REQUIRED TASK
Narrow the data below down to the lines containing "Skin".
*****
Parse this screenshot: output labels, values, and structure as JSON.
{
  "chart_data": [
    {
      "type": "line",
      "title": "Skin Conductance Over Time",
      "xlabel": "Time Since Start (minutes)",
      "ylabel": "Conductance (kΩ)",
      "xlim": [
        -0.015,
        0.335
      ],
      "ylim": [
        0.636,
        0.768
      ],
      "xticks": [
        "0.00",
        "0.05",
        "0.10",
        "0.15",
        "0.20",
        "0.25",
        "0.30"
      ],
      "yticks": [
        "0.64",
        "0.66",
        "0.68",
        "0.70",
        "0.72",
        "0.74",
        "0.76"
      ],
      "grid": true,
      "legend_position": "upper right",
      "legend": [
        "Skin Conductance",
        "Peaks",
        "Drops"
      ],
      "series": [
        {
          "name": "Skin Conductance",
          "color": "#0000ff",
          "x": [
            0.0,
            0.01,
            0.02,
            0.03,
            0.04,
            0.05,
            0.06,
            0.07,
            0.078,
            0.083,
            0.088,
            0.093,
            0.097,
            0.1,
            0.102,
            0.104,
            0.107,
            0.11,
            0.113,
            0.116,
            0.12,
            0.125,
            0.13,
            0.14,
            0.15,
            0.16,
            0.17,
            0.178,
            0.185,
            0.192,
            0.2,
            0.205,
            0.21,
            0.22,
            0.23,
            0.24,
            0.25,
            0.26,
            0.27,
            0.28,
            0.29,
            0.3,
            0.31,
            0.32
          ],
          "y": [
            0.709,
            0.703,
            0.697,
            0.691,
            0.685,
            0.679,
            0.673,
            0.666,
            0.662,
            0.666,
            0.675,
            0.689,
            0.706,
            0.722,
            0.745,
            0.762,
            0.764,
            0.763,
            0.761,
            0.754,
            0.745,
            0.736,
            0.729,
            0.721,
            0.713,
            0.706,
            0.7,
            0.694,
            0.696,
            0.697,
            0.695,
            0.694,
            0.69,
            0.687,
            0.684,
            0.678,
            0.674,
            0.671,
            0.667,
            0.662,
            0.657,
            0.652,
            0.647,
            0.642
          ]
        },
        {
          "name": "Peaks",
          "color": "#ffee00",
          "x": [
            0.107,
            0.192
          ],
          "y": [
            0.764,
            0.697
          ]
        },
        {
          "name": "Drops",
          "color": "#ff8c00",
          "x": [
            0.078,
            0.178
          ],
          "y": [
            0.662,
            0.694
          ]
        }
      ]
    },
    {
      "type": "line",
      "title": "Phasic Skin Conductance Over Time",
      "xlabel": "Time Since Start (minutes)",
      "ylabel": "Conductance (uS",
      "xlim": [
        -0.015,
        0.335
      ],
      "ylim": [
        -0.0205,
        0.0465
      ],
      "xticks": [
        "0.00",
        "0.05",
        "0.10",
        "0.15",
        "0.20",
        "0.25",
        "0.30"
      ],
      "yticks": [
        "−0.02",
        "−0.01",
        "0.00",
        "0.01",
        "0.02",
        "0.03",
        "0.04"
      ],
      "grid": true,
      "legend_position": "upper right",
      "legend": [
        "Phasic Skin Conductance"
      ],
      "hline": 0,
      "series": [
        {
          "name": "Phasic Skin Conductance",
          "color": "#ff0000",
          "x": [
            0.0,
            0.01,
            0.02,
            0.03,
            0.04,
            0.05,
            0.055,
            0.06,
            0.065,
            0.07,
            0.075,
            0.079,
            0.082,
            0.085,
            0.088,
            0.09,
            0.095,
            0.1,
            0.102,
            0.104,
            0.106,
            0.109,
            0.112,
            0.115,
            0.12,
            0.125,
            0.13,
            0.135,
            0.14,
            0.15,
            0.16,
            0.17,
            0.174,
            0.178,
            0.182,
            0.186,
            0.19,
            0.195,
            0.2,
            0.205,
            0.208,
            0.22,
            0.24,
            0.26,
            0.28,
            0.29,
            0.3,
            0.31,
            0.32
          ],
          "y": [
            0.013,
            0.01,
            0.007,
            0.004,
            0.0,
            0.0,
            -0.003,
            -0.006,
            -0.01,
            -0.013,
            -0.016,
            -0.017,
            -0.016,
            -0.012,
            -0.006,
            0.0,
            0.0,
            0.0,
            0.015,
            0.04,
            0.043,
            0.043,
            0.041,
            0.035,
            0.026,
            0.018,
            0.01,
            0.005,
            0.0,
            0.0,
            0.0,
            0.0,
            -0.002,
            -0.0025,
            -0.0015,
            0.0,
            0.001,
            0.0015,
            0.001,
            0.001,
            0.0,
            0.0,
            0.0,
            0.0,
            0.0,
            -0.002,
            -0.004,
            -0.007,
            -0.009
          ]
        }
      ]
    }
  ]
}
*****
TASK RESULT
      "title": "Skin Conductance Over Time",
        "Skin Conductance",
          "name": "Skin Conductance",
      "title": "Phasic Skin Conductance Over Time",
        "Phasic Skin Conductance"
          "name": "Phasic Skin Conductance",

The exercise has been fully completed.